- Record set:
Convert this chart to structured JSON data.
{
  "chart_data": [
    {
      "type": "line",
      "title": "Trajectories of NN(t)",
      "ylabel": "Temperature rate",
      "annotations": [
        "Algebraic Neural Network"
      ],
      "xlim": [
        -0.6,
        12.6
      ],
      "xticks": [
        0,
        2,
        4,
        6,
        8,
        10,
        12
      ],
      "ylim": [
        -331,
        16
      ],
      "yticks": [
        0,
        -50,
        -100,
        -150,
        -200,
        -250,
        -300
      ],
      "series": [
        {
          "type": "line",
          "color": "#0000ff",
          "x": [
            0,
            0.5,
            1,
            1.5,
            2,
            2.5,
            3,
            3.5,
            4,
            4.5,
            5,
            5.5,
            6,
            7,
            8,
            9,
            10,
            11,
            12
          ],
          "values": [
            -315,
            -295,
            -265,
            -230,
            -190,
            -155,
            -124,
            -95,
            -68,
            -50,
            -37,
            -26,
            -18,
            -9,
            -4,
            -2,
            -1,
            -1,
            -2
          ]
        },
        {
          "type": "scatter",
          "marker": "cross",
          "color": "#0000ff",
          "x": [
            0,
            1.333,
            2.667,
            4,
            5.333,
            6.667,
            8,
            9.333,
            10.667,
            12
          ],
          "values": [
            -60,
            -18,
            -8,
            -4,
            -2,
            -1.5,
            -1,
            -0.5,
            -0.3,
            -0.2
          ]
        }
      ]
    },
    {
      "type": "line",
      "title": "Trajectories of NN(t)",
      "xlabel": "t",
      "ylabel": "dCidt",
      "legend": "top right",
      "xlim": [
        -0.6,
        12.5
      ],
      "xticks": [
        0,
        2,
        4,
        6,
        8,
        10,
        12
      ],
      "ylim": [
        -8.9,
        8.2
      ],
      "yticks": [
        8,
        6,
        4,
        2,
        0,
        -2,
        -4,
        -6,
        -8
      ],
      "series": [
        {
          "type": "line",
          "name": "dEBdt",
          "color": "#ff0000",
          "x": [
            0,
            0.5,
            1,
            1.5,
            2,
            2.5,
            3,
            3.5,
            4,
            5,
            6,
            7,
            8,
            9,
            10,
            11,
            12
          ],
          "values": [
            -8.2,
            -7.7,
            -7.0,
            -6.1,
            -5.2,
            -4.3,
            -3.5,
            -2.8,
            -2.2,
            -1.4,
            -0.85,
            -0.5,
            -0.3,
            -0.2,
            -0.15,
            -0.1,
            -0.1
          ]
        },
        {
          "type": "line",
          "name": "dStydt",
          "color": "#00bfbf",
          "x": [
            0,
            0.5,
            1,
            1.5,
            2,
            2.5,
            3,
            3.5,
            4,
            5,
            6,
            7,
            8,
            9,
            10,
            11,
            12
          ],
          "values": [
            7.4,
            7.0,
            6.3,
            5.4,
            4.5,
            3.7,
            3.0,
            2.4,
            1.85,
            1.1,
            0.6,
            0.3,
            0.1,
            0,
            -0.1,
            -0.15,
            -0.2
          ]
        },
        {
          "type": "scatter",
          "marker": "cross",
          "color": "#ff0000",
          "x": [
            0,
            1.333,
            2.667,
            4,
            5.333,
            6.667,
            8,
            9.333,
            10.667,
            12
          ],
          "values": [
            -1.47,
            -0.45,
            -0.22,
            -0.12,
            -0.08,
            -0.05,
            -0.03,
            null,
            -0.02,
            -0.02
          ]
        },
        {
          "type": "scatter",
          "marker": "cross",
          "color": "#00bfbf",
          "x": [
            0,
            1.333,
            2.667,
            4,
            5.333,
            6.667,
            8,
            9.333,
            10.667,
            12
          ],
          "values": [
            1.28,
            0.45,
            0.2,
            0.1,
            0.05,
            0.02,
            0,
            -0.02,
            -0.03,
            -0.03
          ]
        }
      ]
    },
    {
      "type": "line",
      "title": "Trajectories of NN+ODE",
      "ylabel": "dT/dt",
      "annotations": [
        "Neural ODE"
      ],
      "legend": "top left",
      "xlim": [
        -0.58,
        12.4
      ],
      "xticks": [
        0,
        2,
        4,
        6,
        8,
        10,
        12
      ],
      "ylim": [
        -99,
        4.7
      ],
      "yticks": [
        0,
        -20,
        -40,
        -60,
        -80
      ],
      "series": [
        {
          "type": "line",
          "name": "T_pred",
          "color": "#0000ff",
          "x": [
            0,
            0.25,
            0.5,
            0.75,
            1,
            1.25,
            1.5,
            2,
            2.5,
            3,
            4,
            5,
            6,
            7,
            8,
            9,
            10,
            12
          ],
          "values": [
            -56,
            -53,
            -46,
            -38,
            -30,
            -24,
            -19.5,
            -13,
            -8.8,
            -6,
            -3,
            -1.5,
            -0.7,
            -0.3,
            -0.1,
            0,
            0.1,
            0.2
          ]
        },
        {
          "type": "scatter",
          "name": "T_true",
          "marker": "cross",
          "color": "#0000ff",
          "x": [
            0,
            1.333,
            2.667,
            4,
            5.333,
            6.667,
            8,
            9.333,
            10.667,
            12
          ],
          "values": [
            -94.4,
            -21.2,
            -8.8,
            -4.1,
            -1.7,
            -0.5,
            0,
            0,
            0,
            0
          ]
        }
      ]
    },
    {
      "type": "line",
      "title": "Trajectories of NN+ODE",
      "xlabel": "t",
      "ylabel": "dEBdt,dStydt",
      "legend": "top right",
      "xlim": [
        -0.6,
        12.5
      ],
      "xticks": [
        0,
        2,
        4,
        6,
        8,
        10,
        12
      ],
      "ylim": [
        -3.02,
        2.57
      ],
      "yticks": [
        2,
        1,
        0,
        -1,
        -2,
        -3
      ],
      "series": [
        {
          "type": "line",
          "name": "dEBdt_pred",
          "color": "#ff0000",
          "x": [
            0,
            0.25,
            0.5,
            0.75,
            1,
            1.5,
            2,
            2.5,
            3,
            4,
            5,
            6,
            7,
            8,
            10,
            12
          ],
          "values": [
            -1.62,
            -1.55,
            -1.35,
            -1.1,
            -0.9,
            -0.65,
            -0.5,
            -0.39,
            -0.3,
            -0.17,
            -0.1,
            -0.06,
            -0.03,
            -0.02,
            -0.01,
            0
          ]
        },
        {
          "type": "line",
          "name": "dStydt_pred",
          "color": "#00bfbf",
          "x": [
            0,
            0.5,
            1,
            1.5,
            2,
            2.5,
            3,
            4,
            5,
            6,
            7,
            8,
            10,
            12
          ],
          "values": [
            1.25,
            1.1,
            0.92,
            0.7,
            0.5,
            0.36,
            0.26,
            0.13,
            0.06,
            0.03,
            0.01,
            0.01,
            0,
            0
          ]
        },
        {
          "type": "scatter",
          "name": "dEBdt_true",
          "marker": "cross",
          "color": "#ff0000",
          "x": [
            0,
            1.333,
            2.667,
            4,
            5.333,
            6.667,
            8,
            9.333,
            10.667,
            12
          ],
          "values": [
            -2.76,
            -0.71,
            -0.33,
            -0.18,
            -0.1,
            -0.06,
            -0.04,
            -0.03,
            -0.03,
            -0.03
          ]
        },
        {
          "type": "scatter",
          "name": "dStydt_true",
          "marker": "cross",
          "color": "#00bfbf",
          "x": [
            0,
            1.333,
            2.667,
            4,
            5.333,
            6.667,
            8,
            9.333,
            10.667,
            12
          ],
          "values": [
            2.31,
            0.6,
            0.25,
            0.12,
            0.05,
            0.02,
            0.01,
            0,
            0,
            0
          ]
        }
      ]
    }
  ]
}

- Set exercise: Set down each entry again, unchanged.

- Final result:
Convert this chart to structured JSON data.
{
  "chart_data": [
    {
      "type": "line",
      "title": "Trajectories of NN(t)",
      "ylabel": "Temperature rate",
      "annotations": [
        "Algebraic Neural Network"
      ],
      "xlim": [
        -0.6,
        12.6
      ],
      "xticks": [
        0,
        2,
        4,
        6,
        8,
        10,
        12
      ],
      "ylim": [
        -331,
        16
      ],
      "yticks": [
        0,
        -50,
        -100,
        -150,
        -200,
        -250,
        -300
      ],
      "series": [
        {
          "type": "line",
          "color": "#0000ff",
          "x": [
            0,
            0.5,
            1,
            1.5,
            2,
            2.5,
            3,
            3.5,
            4,
            4.5,
            5,
            5.5,
            6,
            7,
            8,
            9,
            10,
            11,
            12
          ],
          "values": [
            -315,
            -295,
            -265,
            -230,
            -190,
            -155,
            -124,
            -95,
            -68,
            -50,
            -37,
            -26,
            -18,
            -9,
            -4,
            -2,
            -1,
            -1,
            -2
          ]
        },
        {
          "type": "scatter",
          "marker": "cross",
          "color": "#0000ff",
          "x": [
            0,
            1.333,
            2.667,
            4,
            5.333,
            6.667,
            8,
            9.333,
            10.667,
            12
          ],
          "values": [
            -60,
            -18,
            -8,
            -4,
            -2,
            -1.5,
            -1,
            -0.5,
            -0.3,
            -0.2
          ]
        }
      ]
    },
    {
      "type": "line",
      "title": "Trajectories of NN(t)",
      "xlabel": "t",
      "ylabel": "dCidt",
      "legend": "top right",
      "xlim": [
        -0.6,
        12.5
      ],
      "xticks": [
        0,
        2,
        4,
        6,
        8,
        10,
        12
      ],
      "ylim": [
        -8.9,
        8.2
      ],
      "yticks": [
        8,
        6,
        4,
        2,
        0,
        -2,
        -4,
        -6,
        -8
      ],
      "series": [
        {
          "type": "line",
          "name": "dEBdt",
          "color": "#ff0000",
          "x": [
            0,
            0.5,
            1,
            1.5,
            2,
            2.5,
            3,
            3.5,
            4,
            5,
            6,
            7,
            8,
            9,
            10,
            11,
            12
          ],
          "values": [
            -8.2,
            -7.7,
            -7.0,
            -6.1,
            -5.2,
            -4.3,
            -3.5,
            -2.8,
            -2.2,
            -1.4,
            -0.85,
            -0.5,
            -0.3,
            -0.2,
            -0.15,
            -0.1,
            -0.1
          ]
        },
        {
          "type": "line",
          "name": "dStydt",
          "color": "#00bfbf",
          "x": [
            0,
            0.5,
            1,
            1.5,
            2,
            2.5,
            3,
            3.5,
            4,
            5,
            6,
            7,
            8,
            9,
            10,
            11,
            12
          ],
          "values": [
            7.4,
            7.0,
            6.3,
            5.4,
            4.5,
            3.7,
            3.0,
            2.4,
            1.85,
            1.1,
            0.6,
            0.3,
            0.1,
            0,
            -0.1,
            -0.15,
            -0.2
          ]
        },
        {
          "type": "scatter",
          "marker": "cross",
          "color": "#ff0000",
          "x": [
            0,
            1.333,
            2.667,
            4,
            5.333,
            6.667,
            8,
            9.333,
            10.667,
            12
          ],
          "values": [
            -1.47,
            -0.45,
            -0.22,
            -0.12,
            -0.08,
            -0.05,
            -0.03,
            null,
            -0.02,
            -0.02
          ]
        },
        {
          "type": "scatter",
          "marker": "cross",
          "color": "#00bfbf",
          "x": [
            0,
            1.333,
            2.667,
            4,
            5.333,
            6.667,
            8,
            9.333,
            10.667,
            12
          ],
          "values": [
            1.28,
            0.45,
            0.2,
            0.1,
            0.05,
            0.02,
            0,
            -0.02,
            -0.03,
            -0.03
          ]
        }
      ]
    },
    {
      "type": "line",
      "title": "Trajectories of NN+ODE",
      "ylabel": "dT/dt",
      "annotations": [
        "Neural ODE"
      ],
      "legend": "top left",
      "xlim": [
        -0.58,
        12.4
      ],
      "xticks": [
        0,
        2,
        4,
        6,
        8,
        10,
        12
      ],
      "ylim": [
        -99,
        4.7
      ],
      "yticks": [
        0,
        -20,
        -40,
        -60,
        -80
      ],
      "series": [
        {
          "type": "line",
          "name": "T_pred",
          "color": "#0000ff",
          "x": [
            0,
            0.25,
            0.5,
            0.75,
            1,
            1.25,
            1.5,
            2,
            2.5,
            3,
            4,
            5,
            6,
            7,
            8,
            9,
            10,
            12
          ],
          "values": [
            -56,
            -53,
            -46,
            -38,
            -30,
            -24,
            -19.5,
            -13,
            -8.8,
            -6,
            -3,
            -1.5,
            -0.7,
            -0.3,
            -0.1,
            0,
            0.1,
            0.2
          ]
        },
        {
          "type": "scatter",
          "name": "T_true",
          "marker": "cross",
          "color": "#0000ff",
          "x": [
            0,
            1.333,
            2.667,
            4,
            5.333,
            6.667,
            8,
            9.333,
            10.667,
            12
          ],
          "values": [
            -94.4,
            -21.2,
            -8.8,
            -4.1,
            -1.7,
            -0.5,
            0,
            0,
            0,
            0
          ]
        }
      ]
    },
    {
      "type": "line",
      "title": "Trajectories of NN+ODE",
      "xlabel": "t",
      "ylabel": "dEBdt,dStydt",
      "legend": "top right",
      "xlim": [
        -0.6,
        12.5
      ],
      "xticks": [
        0,
        2,
        4,
        6,
        8,
        10,
        12
      ],
      "ylim": [
        -3.02,
        2.57
      ],
      "yticks": [
        2,
        1,
        0,
        -1,
        -2,
        -3
      ],
      "series": [
        {
          "type": "line",
          "name": "dEBdt_pred",
          "color": "#ff0000",
          "x": [
            0,
            0.25,
            0.5,
            0.75,
            1,
            1.5,
            2,
            2.5,
            3,
            4,
            5,
            6,
            7,
            8,
            10,
            12
          ],
          "values": [
            -1.62,
            -1.55,
            -1.35,
            -1.1,
            -0.9,
            -0.65,
            -0.5,
            -0.39,
            -0.3,
            -0.17,
            -0.1,
            -0.06,
            -0.03,
            -0.02,
            -0.01,
            0
          ]
        },
        {
          "type": "line",
          "name": "dStydt_pred",
          "color": "#00bfbf",
          "x": [
            0,
            0.5,
            1,
            1.5,
            2,
            2.5,
            3,
            4,
            5,
            6,
            7,
            8,
            10,
            12
          ],
          "values": [
            1.25,
            1.1,
            0.92,
            0.7,
            0.5,
            0.36,
            0.26,
            0.13,
            0.06,
            0.03,
            0.01,
            0.01,
            0,
            0
          ]
        },
        {
          "type": "scatter",
          "name": "dEBdt_true",
          "marker": "cross",
          "color": "#ff0000",
          "x": [
            0,
            1.333,
            2.667,
            4,
            5.333,
            6.667,
            8,
            9.333,
            10.667,
            12
          ],
          "values": [
            -2.76,
            -0.71,
            -0.33,
            -0.18,
            -0.1,
            -0.06,
            -0.04,
            -0.03,
            -0.03,
            -0.03
          ]
        },
        {
          "type": "scatter",
          "name": "dStydt_true",
          "marker": "cross",
          "color": "#00bfbf",
          "x": [
            0,
            1.333,
            2.667,
            4,
            5.333,
            6.667,
            8,
            9.333,
            10.667,
            12
          ],
          "values": [
            2.31,
            0.6,
            0.25,
            0.12,
            0.05,
            0.02,
            0.01,
            0,
            0,
            0
          ]
        }
      ]
    }
  ]
}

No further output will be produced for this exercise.